TO BE DONE
In the data that follows, count the lines in which the word "Supplies" occurs, and report that figure alone.

STORED DATA
· · · ·
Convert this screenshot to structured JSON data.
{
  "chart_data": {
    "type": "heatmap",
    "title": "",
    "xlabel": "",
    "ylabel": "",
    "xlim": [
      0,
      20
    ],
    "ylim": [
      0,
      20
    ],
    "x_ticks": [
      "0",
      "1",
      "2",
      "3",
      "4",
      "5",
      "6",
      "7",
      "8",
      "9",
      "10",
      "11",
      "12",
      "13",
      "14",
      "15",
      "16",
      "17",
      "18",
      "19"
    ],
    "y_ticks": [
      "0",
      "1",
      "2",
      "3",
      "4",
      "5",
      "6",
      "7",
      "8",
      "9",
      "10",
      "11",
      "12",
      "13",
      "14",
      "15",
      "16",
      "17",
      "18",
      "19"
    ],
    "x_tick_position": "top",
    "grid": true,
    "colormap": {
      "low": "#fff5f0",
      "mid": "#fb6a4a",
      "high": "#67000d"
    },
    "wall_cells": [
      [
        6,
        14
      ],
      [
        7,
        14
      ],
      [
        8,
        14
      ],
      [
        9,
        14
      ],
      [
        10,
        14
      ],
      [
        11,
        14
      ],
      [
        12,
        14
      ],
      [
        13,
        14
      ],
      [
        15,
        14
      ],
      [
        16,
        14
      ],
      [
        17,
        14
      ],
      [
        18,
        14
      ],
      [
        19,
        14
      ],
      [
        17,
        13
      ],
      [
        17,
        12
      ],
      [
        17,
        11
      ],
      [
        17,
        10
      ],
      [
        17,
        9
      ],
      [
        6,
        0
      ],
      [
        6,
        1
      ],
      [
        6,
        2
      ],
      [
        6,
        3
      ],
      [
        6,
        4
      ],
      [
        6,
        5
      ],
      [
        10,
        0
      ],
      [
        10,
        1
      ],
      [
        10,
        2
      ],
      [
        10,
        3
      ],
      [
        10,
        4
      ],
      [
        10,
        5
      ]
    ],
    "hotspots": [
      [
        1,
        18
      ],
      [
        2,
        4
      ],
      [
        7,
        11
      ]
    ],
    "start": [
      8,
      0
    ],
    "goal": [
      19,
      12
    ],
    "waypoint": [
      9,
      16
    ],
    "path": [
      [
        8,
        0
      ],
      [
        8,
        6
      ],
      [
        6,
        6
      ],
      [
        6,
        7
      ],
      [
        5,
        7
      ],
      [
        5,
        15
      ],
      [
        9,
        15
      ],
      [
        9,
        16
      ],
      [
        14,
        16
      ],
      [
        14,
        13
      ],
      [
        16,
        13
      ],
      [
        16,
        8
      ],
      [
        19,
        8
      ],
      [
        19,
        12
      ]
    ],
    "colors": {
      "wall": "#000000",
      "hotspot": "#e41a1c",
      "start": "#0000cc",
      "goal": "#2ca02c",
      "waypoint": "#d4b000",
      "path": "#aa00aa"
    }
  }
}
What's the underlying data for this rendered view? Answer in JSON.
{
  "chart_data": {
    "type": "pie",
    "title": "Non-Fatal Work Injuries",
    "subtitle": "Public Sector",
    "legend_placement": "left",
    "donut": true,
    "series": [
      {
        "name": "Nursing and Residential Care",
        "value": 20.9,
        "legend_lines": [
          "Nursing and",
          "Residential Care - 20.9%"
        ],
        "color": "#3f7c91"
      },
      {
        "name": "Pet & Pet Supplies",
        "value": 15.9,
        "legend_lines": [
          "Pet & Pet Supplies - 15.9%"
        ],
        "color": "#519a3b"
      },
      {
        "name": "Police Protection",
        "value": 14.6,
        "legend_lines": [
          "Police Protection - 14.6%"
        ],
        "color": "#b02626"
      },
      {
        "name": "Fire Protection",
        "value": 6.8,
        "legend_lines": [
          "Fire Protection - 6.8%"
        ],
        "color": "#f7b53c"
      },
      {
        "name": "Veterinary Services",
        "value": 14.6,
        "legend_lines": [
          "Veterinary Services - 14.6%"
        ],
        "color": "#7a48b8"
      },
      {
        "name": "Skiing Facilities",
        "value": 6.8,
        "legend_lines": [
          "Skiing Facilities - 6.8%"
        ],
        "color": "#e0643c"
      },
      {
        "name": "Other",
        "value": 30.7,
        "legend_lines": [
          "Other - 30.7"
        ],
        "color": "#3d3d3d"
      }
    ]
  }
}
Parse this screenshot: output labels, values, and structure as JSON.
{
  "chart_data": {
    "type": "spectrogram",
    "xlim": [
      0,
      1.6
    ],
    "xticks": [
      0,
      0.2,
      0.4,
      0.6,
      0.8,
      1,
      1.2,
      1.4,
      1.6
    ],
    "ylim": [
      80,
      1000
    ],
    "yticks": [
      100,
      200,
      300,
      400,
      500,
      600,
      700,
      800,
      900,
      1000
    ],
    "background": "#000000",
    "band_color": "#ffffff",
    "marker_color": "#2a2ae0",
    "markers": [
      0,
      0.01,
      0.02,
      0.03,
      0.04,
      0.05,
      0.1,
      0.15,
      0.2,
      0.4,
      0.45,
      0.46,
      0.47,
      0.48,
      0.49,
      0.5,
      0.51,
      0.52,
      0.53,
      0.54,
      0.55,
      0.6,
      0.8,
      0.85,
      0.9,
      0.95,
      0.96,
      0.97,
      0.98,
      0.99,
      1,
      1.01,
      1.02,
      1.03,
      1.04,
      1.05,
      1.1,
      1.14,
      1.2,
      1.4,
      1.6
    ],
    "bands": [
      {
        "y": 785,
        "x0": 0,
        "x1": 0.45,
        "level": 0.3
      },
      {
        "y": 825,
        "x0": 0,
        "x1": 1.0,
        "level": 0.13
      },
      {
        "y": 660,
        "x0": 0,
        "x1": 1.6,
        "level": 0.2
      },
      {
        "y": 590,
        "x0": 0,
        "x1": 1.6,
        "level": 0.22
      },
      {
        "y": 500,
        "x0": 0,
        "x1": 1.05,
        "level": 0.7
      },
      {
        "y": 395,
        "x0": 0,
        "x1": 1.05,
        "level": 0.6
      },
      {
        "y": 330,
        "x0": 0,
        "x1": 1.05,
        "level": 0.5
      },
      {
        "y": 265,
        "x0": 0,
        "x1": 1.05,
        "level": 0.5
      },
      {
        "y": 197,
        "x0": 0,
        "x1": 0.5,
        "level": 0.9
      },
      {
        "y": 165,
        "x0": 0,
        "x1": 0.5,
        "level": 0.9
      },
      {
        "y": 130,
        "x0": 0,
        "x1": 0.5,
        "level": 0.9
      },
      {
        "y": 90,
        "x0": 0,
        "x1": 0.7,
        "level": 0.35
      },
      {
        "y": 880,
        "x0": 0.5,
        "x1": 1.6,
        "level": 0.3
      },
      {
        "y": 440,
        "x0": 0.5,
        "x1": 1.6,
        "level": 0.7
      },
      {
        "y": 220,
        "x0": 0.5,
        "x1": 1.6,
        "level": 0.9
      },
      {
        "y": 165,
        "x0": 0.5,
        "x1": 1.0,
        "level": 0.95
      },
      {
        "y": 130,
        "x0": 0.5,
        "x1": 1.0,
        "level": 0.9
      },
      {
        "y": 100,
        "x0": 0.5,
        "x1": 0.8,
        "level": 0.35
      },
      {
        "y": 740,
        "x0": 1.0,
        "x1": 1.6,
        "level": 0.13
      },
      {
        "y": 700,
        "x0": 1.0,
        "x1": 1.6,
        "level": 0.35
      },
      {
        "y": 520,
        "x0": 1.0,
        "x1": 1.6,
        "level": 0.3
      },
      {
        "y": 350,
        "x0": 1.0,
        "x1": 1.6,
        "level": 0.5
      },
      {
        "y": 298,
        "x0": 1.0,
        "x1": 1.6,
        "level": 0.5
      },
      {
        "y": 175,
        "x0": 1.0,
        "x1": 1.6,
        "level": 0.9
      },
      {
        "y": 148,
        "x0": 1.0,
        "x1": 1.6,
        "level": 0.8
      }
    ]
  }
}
· · · ·
RESPONSE TO THE EXERCISE
2